__Exercise aim__:
Output the entries without any changes, everything from the very first line down to and including the line that contains "y-tick-label: 40 — [45, 234, 76, 262]".

__Layout element annotations__:
= = = = = = =

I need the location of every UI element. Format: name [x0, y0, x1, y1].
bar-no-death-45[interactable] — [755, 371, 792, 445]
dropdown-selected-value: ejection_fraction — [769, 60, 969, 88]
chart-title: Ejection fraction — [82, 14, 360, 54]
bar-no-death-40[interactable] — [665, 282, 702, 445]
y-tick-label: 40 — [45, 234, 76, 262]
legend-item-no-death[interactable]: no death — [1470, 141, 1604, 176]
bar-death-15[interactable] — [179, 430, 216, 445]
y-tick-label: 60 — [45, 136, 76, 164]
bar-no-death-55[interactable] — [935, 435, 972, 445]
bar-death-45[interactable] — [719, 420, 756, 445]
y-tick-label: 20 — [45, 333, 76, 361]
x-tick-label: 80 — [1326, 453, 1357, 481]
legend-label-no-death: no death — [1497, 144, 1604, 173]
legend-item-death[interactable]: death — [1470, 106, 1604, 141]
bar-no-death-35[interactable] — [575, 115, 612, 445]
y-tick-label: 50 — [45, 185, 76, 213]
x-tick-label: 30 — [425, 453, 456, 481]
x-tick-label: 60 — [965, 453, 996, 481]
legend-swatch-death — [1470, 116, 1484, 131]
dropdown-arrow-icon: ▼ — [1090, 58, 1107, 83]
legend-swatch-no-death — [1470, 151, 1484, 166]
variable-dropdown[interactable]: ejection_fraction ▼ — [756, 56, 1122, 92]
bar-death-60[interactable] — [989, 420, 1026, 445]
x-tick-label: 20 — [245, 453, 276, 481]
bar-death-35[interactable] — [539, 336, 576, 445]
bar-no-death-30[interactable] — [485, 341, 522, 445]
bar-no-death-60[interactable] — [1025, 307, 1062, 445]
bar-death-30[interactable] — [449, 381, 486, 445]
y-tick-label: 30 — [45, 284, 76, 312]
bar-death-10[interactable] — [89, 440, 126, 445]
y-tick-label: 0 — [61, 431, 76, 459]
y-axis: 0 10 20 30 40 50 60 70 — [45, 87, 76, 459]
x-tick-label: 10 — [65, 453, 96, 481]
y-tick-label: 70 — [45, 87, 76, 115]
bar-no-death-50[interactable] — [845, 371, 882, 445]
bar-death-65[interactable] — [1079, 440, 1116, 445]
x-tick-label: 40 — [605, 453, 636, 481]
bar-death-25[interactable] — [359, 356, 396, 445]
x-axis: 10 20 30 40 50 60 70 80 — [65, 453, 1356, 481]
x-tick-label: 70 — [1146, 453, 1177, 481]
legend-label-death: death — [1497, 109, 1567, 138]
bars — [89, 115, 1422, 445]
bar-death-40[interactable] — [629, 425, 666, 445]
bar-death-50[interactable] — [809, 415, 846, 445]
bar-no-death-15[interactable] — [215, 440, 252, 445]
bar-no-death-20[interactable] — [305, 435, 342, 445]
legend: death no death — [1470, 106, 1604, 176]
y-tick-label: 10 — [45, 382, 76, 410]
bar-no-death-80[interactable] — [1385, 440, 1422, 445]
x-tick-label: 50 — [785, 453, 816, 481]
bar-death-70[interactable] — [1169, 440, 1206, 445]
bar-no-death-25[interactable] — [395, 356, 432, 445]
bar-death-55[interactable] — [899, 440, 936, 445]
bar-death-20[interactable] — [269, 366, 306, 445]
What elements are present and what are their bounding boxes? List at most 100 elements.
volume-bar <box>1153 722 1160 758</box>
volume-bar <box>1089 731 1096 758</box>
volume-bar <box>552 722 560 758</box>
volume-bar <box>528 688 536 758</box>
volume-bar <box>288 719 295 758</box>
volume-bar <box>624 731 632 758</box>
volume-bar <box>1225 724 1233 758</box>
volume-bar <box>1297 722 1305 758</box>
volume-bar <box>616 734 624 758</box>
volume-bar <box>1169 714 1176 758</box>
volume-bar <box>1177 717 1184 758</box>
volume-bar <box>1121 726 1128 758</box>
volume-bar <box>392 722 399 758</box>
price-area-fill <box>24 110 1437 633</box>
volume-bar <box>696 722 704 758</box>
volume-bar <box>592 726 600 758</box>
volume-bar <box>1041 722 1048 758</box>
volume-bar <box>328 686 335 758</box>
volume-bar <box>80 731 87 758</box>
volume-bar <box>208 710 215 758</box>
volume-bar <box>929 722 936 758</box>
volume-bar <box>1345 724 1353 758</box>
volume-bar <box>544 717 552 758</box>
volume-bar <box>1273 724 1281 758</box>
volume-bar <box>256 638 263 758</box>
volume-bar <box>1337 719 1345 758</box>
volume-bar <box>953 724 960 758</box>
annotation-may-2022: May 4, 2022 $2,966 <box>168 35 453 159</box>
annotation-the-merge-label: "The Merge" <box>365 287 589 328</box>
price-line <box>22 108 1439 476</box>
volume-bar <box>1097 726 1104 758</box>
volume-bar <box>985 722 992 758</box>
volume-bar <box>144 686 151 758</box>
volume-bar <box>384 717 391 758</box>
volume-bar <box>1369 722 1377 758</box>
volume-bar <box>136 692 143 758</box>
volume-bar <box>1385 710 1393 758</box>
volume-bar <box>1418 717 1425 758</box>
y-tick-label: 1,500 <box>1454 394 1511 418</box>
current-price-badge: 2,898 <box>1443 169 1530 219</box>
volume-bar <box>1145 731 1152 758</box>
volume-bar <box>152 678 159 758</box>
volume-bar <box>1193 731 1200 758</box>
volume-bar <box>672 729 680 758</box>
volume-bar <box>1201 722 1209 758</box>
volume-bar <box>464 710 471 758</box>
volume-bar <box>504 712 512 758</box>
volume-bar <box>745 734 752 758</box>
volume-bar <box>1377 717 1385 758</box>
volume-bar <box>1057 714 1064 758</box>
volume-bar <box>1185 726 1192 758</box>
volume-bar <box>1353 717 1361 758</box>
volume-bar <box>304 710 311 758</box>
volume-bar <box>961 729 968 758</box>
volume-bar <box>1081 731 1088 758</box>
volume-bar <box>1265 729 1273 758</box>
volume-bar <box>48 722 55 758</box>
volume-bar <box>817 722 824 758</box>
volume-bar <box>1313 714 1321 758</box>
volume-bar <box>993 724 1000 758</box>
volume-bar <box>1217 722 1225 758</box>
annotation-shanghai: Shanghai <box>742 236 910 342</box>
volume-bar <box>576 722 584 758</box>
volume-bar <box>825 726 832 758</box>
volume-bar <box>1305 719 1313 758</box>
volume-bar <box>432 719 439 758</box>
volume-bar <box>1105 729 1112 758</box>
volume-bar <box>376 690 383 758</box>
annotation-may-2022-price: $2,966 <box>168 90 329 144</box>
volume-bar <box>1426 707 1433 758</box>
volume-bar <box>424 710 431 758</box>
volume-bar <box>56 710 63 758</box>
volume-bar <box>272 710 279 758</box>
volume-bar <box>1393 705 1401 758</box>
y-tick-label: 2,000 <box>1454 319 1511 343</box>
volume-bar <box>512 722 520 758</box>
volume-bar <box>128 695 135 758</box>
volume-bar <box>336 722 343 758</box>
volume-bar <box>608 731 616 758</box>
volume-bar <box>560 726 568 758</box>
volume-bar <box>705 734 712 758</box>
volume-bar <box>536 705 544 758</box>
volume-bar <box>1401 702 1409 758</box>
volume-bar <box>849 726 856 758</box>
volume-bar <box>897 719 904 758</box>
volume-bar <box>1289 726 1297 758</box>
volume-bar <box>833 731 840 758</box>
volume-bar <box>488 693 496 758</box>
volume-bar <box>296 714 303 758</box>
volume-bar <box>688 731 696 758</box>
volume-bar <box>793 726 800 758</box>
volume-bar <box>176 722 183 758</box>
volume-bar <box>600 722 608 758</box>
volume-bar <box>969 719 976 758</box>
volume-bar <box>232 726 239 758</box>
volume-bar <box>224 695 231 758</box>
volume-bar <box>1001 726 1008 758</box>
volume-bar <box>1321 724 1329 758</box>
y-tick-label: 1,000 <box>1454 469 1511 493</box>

= = = = = = =

__Answer to the exercise__:
I need the location of every UI element. Format: name [x0, y0, x1, y1].
bar-no-death-45[interactable] — [755, 371, 792, 445]
dropdown-selected-value: ejection_fraction — [769, 60, 969, 88]
chart-title: Ejection fraction — [82, 14, 360, 54]
bar-no-death-40[interactable] — [665, 282, 702, 445]
y-tick-label: 40 — [45, 234, 76, 262]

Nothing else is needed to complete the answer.